begin Given information

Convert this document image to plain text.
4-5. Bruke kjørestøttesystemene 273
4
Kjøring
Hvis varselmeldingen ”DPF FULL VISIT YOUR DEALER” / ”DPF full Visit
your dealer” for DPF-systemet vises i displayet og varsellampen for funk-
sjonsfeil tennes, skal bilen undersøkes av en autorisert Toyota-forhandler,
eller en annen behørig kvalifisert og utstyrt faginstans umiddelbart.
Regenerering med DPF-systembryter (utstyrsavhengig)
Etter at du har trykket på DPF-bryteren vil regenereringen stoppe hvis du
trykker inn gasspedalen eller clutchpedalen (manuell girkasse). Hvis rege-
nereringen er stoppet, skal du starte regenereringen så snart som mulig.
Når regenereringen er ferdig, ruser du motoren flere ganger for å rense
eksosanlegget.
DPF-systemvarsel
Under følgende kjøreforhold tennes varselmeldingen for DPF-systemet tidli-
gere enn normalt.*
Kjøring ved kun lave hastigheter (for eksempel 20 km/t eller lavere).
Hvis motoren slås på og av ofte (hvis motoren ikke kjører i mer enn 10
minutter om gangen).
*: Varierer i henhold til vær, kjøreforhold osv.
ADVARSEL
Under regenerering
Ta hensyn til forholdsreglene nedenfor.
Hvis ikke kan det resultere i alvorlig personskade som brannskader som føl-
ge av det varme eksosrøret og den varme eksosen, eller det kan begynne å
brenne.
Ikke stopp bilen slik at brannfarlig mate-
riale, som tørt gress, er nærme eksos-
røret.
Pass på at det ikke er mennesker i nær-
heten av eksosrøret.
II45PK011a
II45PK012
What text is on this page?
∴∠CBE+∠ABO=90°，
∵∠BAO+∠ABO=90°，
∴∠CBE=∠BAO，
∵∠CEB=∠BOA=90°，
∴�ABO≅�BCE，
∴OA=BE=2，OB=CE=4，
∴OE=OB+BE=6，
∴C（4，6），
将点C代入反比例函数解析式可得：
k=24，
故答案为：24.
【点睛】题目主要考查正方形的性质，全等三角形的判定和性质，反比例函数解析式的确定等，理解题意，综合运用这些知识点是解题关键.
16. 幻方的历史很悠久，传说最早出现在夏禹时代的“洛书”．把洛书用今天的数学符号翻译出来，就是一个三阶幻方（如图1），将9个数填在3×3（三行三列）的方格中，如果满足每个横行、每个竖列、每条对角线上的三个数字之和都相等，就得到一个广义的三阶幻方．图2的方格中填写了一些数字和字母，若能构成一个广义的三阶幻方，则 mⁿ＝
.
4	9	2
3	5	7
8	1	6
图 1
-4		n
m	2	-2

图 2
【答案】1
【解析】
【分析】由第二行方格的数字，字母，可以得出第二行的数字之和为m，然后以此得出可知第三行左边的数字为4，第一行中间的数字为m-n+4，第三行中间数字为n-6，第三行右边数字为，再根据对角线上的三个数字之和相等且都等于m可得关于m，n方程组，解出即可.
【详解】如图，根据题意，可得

end Given information

• Exercise objective
Copy all of the data exactly.

• Written answer
Convert this document image to plain text.
4-5. Bruke kjørestøttesystemene 273
4
Kjøring
Hvis varselmeldingen ”DPF FULL VISIT YOUR DEALER” / ”DPF full Visit
your dealer” for DPF-systemet vises i displayet og varsellampen for funk-
sjonsfeil tennes, skal bilen undersøkes av en autorisert Toyota-forhandler,
eller en annen behørig kvalifisert og utstyrt faginstans umiddelbart.
Regenerering med DPF-systembryter (utstyrsavhengig)
Etter at du har trykket på DPF-bryteren vil regenereringen stoppe hvis du
trykker inn gasspedalen eller clutchpedalen (manuell girkasse). Hvis rege-
nereringen er stoppet, skal du starte regenereringen så snart som mulig.
Når regenereringen er ferdig, ruser du motoren flere ganger for å rense
eksosanlegget.
DPF-systemvarsel
Under følgende kjøreforhold tennes varselmeldingen for DPF-systemet tidli-
gere enn normalt.*
Kjøring ved kun lave hastigheter (for eksempel 20 km/t eller lavere).
Hvis motoren slås på og av ofte (hvis motoren ikke kjører i mer enn 10
minutter om gangen).
*: Varierer i henhold til vær, kjøreforhold osv.
ADVARSEL
Under regenerering
Ta hensyn til forholdsreglene nedenfor.
Hvis ikke kan det resultere i alvorlig personskade som brannskader som føl-
ge av det varme eksosrøret og den varme eksosen, eller det kan begynne å
brenne.
Ikke stopp bilen slik at brannfarlig mate-
riale, som tørt gress, er nærme eksos-
røret.
Pass på at det ikke er mennesker i nær-
heten av eksosrøret.
II45PK011a
II45PK012
What text is on this page?
∴∠CBE+∠ABO=90°，
∵∠BAO+∠ABO=90°，
∴∠CBE=∠BAO，
∵∠CEB=∠BOA=90°，
∴�ABO≅�BCE，
∴OA=BE=2，OB=CE=4，
∴OE=OB+BE=6，
∴C（4，6），
将点C代入反比例函数解析式可得：
k=24，
故答案为：24.
【点睛】题目主要考查正方形的性质，全等三角形的判定和性质，反比例函数解析式的确定等，理解题意，综合运用这些知识点是解题关键.
16. 幻方的历史很悠久，传说最早出现在夏禹时代的“洛书”．把洛书用今天的数学符号翻译出来，就是一个三阶幻方（如图1），将9个数填在3×3（三行三列）的方格中，如果满足每个横行、每个竖列、每条对角线上的三个数字之和都相等，就得到一个广义的三阶幻方．图2的方格中填写了一些数字和字母，若能构成一个广义的三阶幻方，则 mⁿ＝
.
4	9	2
3	5	7
8	1	6
图 1
-4		n
m	2	-2

图 2
【答案】1
【解析】
【分析】由第二行方格的数字，字母，可以得出第二行的数字之和为m，然后以此得出可知第三行左边的数字为4，第一行中间的数字为m-n+4，第三行中间数字为n-6，第三行右边数字为，再根据对角线上的三个数字之和相等且都等于m可得关于m，n方程组，解出即可.
【详解】如图，根据题意，可得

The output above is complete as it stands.